> [Exercise directions]
Tally the lines containing the word "Concentration", and report the tally alone.

> [Recorded information]
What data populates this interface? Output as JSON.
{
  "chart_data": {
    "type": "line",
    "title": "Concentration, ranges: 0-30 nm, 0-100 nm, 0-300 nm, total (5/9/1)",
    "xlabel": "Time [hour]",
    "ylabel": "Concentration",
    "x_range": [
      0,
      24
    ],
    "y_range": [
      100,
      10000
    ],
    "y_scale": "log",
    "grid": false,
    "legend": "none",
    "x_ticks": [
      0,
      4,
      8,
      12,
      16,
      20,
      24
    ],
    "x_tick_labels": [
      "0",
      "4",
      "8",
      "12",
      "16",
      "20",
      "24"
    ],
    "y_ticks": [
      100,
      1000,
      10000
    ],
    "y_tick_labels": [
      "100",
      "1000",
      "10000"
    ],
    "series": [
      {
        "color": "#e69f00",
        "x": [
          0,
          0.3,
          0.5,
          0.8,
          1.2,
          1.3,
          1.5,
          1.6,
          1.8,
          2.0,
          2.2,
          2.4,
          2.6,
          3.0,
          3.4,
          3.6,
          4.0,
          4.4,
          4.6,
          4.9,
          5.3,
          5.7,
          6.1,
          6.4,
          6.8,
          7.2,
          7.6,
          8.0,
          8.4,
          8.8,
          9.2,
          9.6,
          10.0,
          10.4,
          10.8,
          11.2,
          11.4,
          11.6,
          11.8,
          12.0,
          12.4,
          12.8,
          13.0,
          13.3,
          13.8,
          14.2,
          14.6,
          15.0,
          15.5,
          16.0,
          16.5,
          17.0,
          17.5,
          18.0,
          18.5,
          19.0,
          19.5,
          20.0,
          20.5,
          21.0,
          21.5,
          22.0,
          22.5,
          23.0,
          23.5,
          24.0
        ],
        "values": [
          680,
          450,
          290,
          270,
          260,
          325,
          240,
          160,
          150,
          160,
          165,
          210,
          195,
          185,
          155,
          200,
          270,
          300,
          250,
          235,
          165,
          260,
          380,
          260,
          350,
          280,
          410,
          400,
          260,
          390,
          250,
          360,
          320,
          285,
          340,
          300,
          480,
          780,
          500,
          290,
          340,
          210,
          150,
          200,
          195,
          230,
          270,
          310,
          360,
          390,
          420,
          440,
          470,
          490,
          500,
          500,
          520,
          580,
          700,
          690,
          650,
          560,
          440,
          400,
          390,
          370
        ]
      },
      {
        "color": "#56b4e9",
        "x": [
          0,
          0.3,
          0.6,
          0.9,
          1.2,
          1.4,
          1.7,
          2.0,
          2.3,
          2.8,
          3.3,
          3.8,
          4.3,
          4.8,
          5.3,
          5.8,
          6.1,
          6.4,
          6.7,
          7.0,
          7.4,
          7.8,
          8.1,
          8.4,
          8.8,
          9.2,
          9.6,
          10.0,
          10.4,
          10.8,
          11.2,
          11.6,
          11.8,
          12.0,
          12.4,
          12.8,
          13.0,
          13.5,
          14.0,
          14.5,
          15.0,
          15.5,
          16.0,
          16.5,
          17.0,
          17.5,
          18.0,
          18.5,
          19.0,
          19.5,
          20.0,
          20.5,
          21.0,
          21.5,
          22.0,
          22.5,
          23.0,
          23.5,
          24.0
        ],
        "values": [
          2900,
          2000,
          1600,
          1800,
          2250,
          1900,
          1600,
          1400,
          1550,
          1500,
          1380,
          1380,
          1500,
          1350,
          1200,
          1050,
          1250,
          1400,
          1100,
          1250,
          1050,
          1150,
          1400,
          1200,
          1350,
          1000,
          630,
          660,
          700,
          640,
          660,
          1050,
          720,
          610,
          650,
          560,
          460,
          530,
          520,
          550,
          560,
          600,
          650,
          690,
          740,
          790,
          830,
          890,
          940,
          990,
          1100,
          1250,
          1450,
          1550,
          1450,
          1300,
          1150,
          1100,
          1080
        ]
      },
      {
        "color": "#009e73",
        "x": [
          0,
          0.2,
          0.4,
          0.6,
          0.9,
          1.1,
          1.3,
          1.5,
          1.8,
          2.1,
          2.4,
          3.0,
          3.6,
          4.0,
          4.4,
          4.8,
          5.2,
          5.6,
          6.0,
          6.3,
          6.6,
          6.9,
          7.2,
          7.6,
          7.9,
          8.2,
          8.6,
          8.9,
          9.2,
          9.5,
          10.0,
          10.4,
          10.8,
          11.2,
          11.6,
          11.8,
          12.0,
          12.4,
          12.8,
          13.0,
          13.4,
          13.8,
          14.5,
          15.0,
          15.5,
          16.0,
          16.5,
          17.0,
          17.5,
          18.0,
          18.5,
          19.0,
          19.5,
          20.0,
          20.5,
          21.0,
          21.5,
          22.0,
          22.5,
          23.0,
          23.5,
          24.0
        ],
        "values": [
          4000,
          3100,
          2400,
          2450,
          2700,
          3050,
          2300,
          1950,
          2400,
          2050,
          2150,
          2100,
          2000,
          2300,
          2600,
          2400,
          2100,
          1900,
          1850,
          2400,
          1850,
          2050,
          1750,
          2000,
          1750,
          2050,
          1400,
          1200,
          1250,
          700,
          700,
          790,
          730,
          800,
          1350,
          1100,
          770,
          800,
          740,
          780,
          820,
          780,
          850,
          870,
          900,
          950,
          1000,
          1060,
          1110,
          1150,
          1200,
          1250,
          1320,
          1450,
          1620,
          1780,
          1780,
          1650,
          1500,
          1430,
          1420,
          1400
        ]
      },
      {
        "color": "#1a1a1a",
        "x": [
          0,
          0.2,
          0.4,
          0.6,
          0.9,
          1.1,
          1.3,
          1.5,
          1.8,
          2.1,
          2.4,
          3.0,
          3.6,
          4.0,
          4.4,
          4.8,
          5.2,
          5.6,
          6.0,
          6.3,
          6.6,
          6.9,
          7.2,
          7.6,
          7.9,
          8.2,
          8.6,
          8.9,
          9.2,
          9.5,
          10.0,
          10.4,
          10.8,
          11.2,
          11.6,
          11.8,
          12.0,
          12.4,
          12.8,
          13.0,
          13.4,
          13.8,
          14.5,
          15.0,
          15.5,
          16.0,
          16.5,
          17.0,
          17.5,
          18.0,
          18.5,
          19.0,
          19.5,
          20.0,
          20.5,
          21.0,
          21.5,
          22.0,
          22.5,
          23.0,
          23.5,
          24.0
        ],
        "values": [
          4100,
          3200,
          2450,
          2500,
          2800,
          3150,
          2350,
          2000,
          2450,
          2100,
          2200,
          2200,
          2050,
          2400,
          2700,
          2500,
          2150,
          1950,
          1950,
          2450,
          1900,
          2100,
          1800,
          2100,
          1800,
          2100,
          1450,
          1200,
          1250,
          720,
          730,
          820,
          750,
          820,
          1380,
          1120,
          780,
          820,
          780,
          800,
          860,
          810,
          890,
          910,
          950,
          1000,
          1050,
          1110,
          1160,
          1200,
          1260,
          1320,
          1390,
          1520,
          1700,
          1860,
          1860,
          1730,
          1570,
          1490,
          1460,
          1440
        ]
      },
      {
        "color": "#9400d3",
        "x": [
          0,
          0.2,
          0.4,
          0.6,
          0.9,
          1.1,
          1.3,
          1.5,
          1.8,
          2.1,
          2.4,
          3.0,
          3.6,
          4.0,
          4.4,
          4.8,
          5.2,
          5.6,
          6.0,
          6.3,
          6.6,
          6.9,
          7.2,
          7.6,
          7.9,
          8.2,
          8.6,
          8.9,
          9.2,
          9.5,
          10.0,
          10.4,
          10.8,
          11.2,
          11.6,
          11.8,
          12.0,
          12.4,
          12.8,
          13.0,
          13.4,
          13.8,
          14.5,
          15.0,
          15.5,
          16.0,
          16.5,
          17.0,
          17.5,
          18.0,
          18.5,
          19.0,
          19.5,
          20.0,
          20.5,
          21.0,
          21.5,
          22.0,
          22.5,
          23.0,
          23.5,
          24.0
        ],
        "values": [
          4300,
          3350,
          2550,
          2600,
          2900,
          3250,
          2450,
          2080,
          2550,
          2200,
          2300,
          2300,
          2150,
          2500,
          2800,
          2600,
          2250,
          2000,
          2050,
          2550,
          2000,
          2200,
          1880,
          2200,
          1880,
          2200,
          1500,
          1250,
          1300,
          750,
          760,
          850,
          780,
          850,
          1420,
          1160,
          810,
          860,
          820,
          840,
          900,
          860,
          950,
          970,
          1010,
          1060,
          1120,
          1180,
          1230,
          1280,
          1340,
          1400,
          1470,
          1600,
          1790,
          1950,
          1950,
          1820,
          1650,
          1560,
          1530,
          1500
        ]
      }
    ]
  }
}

> [Completed exercise]
2